AIM OF THE EXERCISE » Write out each line of the material again, word for word.

* Start WORKING DATA *

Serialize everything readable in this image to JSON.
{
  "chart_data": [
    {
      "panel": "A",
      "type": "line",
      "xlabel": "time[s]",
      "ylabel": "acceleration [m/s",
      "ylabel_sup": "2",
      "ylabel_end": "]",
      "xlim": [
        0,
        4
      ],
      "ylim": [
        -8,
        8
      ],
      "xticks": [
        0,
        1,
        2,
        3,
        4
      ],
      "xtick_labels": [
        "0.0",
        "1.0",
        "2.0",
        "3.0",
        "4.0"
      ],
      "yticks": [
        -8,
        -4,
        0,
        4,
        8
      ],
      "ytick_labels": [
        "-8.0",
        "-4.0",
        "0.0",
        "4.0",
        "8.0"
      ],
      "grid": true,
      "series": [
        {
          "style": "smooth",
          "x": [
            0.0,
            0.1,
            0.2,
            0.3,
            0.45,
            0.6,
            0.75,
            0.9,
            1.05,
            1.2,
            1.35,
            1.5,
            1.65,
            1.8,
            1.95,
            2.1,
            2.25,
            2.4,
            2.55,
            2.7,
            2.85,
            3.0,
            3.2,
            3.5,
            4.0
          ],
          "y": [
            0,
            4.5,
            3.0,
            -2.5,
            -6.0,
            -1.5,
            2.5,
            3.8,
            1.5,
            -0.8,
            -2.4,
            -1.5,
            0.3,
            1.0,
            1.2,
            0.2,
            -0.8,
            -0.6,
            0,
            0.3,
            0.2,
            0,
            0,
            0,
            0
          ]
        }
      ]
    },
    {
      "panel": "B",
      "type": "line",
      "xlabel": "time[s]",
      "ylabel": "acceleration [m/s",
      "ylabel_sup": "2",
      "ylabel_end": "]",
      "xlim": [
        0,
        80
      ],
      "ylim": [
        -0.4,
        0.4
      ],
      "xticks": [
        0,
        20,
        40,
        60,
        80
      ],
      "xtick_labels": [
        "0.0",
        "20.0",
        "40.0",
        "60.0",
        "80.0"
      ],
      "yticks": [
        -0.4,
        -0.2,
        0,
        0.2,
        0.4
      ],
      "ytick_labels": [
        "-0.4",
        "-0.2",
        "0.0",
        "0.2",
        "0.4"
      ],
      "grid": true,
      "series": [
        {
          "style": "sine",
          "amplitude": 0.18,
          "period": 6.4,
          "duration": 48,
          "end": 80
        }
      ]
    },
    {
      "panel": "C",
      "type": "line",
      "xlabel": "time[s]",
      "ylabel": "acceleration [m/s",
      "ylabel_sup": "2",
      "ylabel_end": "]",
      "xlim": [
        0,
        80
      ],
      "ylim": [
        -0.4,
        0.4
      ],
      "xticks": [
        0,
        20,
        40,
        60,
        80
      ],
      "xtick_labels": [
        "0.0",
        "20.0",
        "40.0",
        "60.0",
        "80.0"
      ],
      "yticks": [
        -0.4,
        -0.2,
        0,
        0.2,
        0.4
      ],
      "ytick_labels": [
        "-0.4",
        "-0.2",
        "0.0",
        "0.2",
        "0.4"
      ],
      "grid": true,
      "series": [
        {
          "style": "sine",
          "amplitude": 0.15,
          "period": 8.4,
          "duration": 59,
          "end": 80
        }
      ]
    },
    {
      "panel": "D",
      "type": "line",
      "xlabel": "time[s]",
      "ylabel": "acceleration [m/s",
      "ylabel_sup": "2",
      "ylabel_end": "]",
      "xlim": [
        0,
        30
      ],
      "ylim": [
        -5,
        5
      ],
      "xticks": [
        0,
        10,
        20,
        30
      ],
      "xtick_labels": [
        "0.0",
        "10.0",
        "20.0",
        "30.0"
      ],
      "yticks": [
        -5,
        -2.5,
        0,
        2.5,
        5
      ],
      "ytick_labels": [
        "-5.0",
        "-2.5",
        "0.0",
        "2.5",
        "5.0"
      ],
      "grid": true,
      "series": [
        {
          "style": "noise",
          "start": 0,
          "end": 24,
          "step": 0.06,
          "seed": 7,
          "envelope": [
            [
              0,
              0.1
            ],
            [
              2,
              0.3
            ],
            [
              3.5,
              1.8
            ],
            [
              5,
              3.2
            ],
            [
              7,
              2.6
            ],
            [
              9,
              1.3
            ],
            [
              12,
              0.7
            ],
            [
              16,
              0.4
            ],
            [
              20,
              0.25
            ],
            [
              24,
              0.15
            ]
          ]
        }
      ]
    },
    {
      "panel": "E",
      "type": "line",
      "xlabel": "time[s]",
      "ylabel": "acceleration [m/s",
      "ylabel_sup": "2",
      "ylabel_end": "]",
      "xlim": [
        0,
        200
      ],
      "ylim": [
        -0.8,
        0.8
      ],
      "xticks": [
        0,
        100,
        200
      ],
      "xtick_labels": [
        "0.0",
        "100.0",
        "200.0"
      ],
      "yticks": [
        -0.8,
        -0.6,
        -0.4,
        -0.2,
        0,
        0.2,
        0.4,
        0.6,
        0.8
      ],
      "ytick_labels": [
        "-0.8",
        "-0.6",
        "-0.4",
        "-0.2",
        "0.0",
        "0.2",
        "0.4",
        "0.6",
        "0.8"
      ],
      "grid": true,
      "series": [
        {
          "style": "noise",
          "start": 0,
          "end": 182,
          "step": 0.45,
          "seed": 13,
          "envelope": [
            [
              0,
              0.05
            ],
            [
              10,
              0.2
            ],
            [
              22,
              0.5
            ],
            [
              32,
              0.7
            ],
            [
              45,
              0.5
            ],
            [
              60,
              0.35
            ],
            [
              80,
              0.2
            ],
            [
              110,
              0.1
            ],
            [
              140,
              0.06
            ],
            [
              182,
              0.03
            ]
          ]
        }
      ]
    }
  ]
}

* End WORKING DATA *

OUTPUT »
Serialize everything readable in this image to JSON.
{
  "chart_data": [
    {
      "panel": "A",
      "type": "line",
      "xlabel": "time[s]",
      "ylabel": "acceleration [m/s",
      "ylabel_sup": "2",
      "ylabel_end": "]",
      "xlim": [
        0,
        4
      ],
      "ylim": [
        -8,
        8
      ],
      "xticks": [
        0,
        1,
        2,
        3,
        4
      ],
      "xtick_labels": [
        "0.0",
        "1.0",
        "2.0",
        "3.0",
        "4.0"
      ],
      "yticks": [
        -8,
        -4,
        0,
        4,
        8
      ],
      "ytick_labels": [
        "-8.0",
        "-4.0",
        "0.0",
        "4.0",
        "8.0"
      ],
      "grid": true,
      "series": [
        {
          "style": "smooth",
          "x": [
            0.0,
            0.1,
            0.2,
            0.3,
            0.45,
            0.6,
            0.75,
            0.9,
            1.05,
            1.2,
            1.35,
            1.5,
            1.65,
            1.8,
            1.95,
            2.1,
            2.25,
            2.4,
            2.55,
            2.7,
            2.85,
            3.0,
            3.2,
            3.5,
            4.0
          ],
          "y": [
            0,
            4.5,
            3.0,
            -2.5,
            -6.0,
            -1.5,
            2.5,
            3.8,
            1.5,
            -0.8,
            -2.4,
            -1.5,
            0.3,
            1.0,
            1.2,
            0.2,
            -0.8,
            -0.6,
            0,
            0.3,
            0.2,
            0,
            0,
            0,
            0
          ]
        }
      ]
    },
    {
      "panel": "B",
      "type": "line",
      "xlabel": "time[s]",
      "ylabel": "acceleration [m/s",
      "ylabel_sup": "2",
      "ylabel_end": "]",
      "xlim": [
        0,
        80
      ],
      "ylim": [
        -0.4,
        0.4
      ],
      "xticks": [
        0,
        20,
        40,
        60,
        80
      ],
      "xtick_labels": [
        "0.0",
        "20.0",
        "40.0",
        "60.0",
        "80.0"
      ],
      "yticks": [
        -0.4,
        -0.2,
        0,
        0.2,
        0.4
      ],
      "ytick_labels": [
        "-0.4",
        "-0.2",
        "0.0",
        "0.2",
        "0.4"
      ],
      "grid": true,
      "series": [
        {
          "style": "sine",
          "amplitude": 0.18,
          "period": 6.4,
          "duration": 48,
          "end": 80
        }
      ]
    },
    {
      "panel": "C",
      "type": "line",
      "xlabel": "time[s]",
      "ylabel": "acceleration [m/s",
      "ylabel_sup": "2",
      "ylabel_end": "]",
      "xlim": [
        0,
        80
      ],
      "ylim": [
        -0.4,
        0.4
      ],
      "xticks": [
        0,
        20,
        40,
        60,
        80
      ],
      "xtick_labels": [
        "0.0",
        "20.0",
        "40.0",
        "60.0",
        "80.0"
      ],
      "yticks": [
        -0.4,
        -0.2,
        0,
        0.2,
        0.4
      ],
      "ytick_labels": [
        "-0.4",
        "-0.2",
        "0.0",
        "0.2",
        "0.4"
      ],
      "grid": true,
      "series": [
        {
          "style": "sine",
          "amplitude": 0.15,
          "period": 8.4,
          "duration": 59,
          "end": 80
        }
      ]
    },
    {
      "panel": "D",
      "type": "line",
      "xlabel": "time[s]",
      "ylabel": "acceleration [m/s",
      "ylabel_sup": "2",
      "ylabel_end": "]",
      "xlim": [
        0,
        30
      ],
      "ylim": [
        -5,
        5
      ],
      "xticks": [
        0,
        10,
        20,
        30
      ],
      "xtick_labels": [
        "0.0",
        "10.0",
        "20.0",
        "30.0"
      ],
      "yticks": [
        -5,
        -2.5,
        0,
        2.5,
        5
      ],
      "ytick_labels": [
        "-5.0",
        "-2.5",
        "0.0",
        "2.5",
        "5.0"
      ],
      "grid": true,
      "series": [
        {
          "style": "noise",
          "start": 0,
          "end": 24,
          "step": 0.06,
          "seed": 7,
          "envelope": [
            [
              0,
              0.1
            ],
            [
              2,
              0.3
            ],
            [
              3.5,
              1.8
            ],
            [
              5,
              3.2
            ],
            [
              7,
              2.6
            ],
            [
              9,
              1.3
            ],
            [
              12,
              0.7
            ],
            [
              16,
              0.4
            ],
            [
              20,
              0.25
            ],
            [
              24,
              0.15
            ]
          ]
        }
      ]
    },
    {
      "panel": "E",
      "type": "line",
      "xlabel": "time[s]",
      "ylabel": "acceleration [m/s",
      "ylabel_sup": "2",
      "ylabel_end": "]",
      "xlim": [
        0,
        200
      ],
      "ylim": [
        -0.8,
        0.8
      ],
      "xticks": [
        0,
        100,
        200
      ],
      "xtick_labels": [
        "0.0",
        "100.0",
        "200.0"
      ],
      "yticks": [
        -0.8,
        -0.6,
        -0.4,
        -0.2,
        0,
        0.2,
        0.4,
        0.6,
        0.8
      ],
      "ytick_labels": [
        "-0.8",
        "-0.6",
        "-0.4",
        "-0.2",
        "0.0",
        "0.2",
        "0.4",
        "0.6",
        "0.8"
      ],
      "grid": true,
      "series": [
        {
          "style": "noise",
          "start": 0,
          "end": 182,
          "step": 0.45,
          "seed": 13,
          "envelope": [
            [
              0,
              0.05
            ],
            [
              10,
              0.2
            ],
            [
              22,
              0.5
            ],
            [
              32,
              0.7
            ],
            [
              45,
              0.5
            ],
            [
              60,
              0.35
            ],
            [
              80,
              0.2
            ],
            [
              110,
              0.1
            ],
            [
              140,
              0.06
            ],
            [
              182,
              0.03
            ]
          ]
        }
      ]
    }
  ]
}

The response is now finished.